=== RECORDS PROVIDED ===

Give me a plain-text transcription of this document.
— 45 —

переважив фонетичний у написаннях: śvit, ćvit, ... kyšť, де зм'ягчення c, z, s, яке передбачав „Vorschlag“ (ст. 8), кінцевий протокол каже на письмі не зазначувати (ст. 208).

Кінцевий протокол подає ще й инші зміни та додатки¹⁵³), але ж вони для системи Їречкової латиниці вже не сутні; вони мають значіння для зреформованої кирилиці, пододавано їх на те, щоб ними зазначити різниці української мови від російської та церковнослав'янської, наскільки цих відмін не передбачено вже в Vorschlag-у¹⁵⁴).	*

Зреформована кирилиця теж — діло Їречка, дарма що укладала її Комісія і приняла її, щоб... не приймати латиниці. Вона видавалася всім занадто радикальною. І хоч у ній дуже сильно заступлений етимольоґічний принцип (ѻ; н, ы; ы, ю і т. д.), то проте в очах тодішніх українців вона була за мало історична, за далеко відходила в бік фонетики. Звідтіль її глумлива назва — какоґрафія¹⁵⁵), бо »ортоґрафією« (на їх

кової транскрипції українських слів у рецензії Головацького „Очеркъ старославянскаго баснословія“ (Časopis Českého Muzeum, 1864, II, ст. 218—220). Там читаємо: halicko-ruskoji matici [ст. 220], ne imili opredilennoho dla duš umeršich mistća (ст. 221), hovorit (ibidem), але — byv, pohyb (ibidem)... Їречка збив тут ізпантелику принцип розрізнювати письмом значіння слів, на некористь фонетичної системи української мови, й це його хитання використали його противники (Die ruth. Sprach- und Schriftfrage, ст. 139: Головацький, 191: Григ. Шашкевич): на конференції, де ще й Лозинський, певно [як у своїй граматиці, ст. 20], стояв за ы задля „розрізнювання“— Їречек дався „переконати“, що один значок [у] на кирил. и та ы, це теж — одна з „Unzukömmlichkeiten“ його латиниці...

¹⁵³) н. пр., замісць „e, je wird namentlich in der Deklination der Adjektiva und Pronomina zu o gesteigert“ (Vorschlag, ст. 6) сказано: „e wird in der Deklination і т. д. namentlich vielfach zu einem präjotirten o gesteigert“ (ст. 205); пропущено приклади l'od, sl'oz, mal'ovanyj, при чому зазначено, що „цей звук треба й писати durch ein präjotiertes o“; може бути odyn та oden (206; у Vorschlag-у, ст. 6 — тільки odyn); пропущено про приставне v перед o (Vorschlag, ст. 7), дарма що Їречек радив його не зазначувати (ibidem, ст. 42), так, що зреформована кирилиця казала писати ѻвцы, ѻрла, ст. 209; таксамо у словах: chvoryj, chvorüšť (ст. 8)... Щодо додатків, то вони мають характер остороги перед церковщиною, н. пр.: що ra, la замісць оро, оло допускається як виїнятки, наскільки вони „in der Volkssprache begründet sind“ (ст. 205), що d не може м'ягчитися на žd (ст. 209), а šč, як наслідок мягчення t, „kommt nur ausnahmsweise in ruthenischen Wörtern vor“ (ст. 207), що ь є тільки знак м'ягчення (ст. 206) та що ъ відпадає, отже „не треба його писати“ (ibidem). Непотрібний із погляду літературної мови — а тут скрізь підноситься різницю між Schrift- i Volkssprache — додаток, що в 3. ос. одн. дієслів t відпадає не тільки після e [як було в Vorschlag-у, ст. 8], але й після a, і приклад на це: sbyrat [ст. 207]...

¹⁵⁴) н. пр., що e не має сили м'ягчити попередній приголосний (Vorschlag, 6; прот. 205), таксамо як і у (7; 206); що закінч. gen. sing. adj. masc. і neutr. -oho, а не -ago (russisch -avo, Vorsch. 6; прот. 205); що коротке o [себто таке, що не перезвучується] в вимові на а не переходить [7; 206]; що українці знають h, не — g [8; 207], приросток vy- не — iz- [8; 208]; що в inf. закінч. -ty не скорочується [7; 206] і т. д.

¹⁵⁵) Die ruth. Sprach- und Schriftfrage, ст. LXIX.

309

===

#### OBJECTIVE
For each line above that contains the word "протокол", copy that line.

#### REPLY
переважив фонетичний у написаннях: śvit, ćvit, ... kyšť, де зм'ягчення c, z, s, яке передбачав „Vorschlag“ (ст. 8), кінцевий протокол каже на письмі не зазначувати (ст. 208).
Кінцевий протокол подає ще й инші зміни та додатки¹⁵³), але ж вони для системи Їречкової латиниці вже не сутні; вони мають значіння для зреформованої кирилиці, пододавано їх на те, щоб ними зазначити різниці української мови від російської та церковнослав'янської, наскільки цих відмін не передбачено вже в Vorschlag-у¹⁵⁴).	*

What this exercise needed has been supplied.